- _Objective_
Omit every picture and write out the rest of the records exactly.

- _Data to process_
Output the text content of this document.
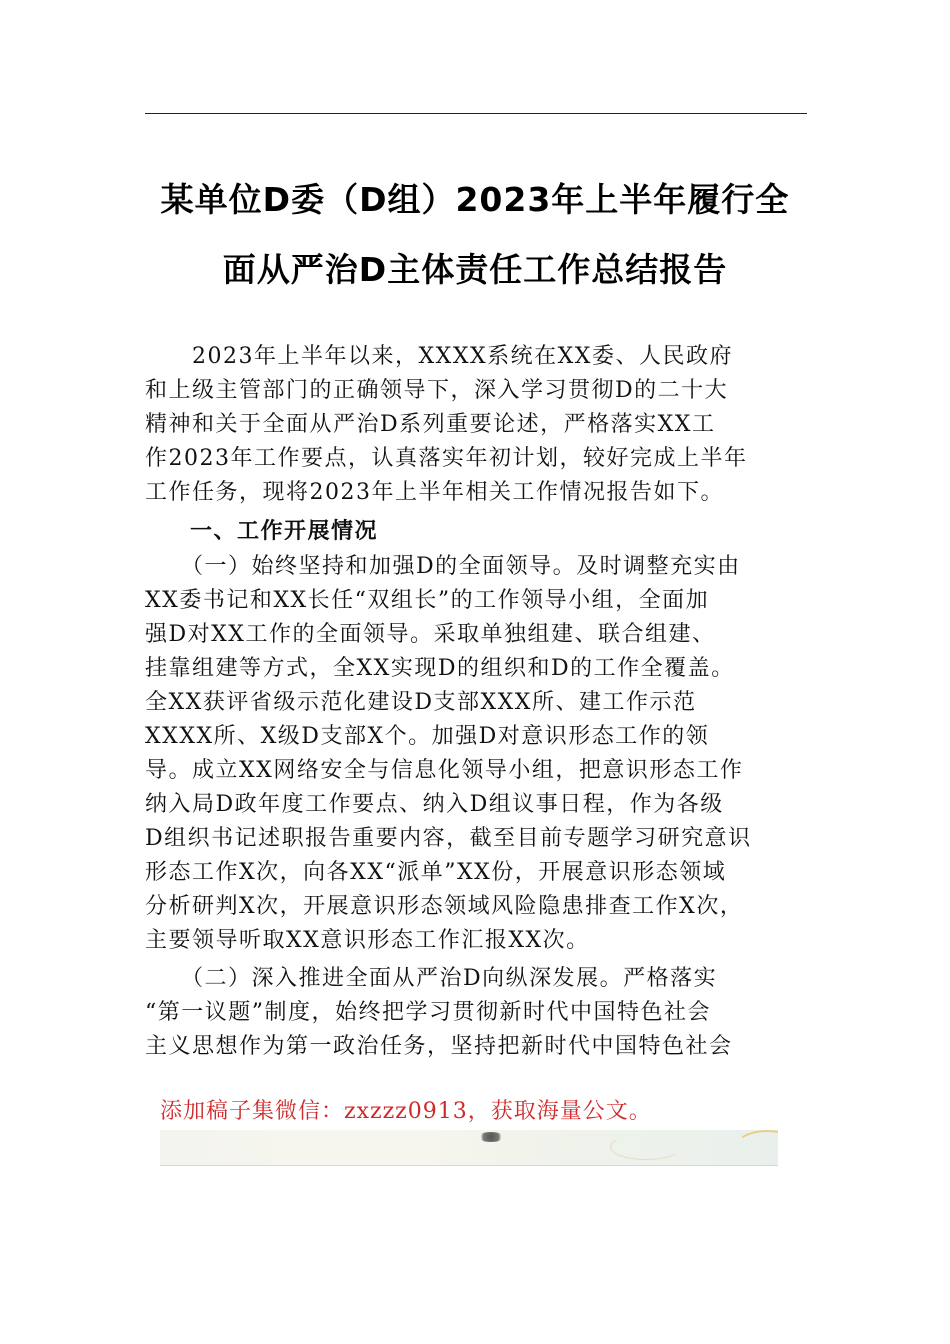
某单位D委（D组）2023年上半年履行全
面从严治D主体责任工作总结报告
　　2023年上半年以来，XXXX系统在XX委、人民政府
和上级主管部门的正确领导下，深入学习贯彻D的二十大
精神和关于全面从严治D系列重要论述，严格落实XX工
作2023年工作要点，认真落实年初计划，较好完成上半年
工作任务，现将2023年上半年相关工作情况报告如下。
一、工作开展情况
　　（一）始终坚持和加强D的全面领导。及时调整充实由
XX委书记和XX长任“双组长”的工作领导小组，全面加
强D对XX工作的全面领导。采取单独组建、联合组建、
挂靠组建等方式，全XX实现D的组织和D的工作全覆盖。
全XX获评省级示范化建设D支部XXX所、建工作示范
XXXX所、X级D支部X个。加强D对意识形态工作的领
导。成立XX网络安全与信息化领导小组，把意识形态工作
纳入局D政年度工作要点、纳入D组议事日程，作为各级
D组织书记述职报告重要内容，截至目前专题学习研究意识
形态工作X次，向各XX“派单”XX份，开展意识形态领域
分析研判X次，开展意识形态领域风险隐患排查工作X次，
主要领导听取XX意识形态工作汇报XX次。
　　（二）深入推进全面从严治D向纵深发展。严格落实
“第一议题”制度，始终把学习贯彻新时代中国特色社会
主义思想作为第一政治任务，坚持把新时代中国特色社会
添加稿子集微信：zxzzz0913，获取海量公文。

- _Response to this task_
Output the text content of this document.
某单位D委（D组）2023年上半年履行全
面从严治D主体责任工作总结报告
　　2023年上半年以来，XXXX系统在XX委、人民政府
和上级主管部门的正确领导下，深入学习贯彻D的二十大
精神和关于全面从严治D系列重要论述，严格落实XX工
作2023年工作要点，认真落实年初计划，较好完成上半年
工作任务，现将2023年上半年相关工作情况报告如下。
一、工作开展情况
　　（一）始终坚持和加强D的全面领导。及时调整充实由
XX委书记和XX长任“双组长”的工作领导小组，全面加
强D对XX工作的全面领导。采取单独组建、联合组建、
挂靠组建等方式，全XX实现D的组织和D的工作全覆盖。
全XX获评省级示范化建设D支部XXX所、建工作示范
XXXX所、X级D支部X个。加强D对意识形态工作的领
导。成立XX网络安全与信息化领导小组，把意识形态工作
纳入局D政年度工作要点、纳入D组议事日程，作为各级
D组织书记述职报告重要内容，截至目前专题学习研究意识
形态工作X次，向各XX“派单”XX份，开展意识形态领域
分析研判X次，开展意识形态领域风险隐患排查工作X次，
主要领导听取XX意识形态工作汇报XX次。
　　（二）深入推进全面从严治D向纵深发展。严格落实
“第一议题”制度，始终把学习贯彻新时代中国特色社会
主义思想作为第一政治任务，坚持把新时代中国特色社会
添加稿子集微信：zxzzz0913，获取海量公文。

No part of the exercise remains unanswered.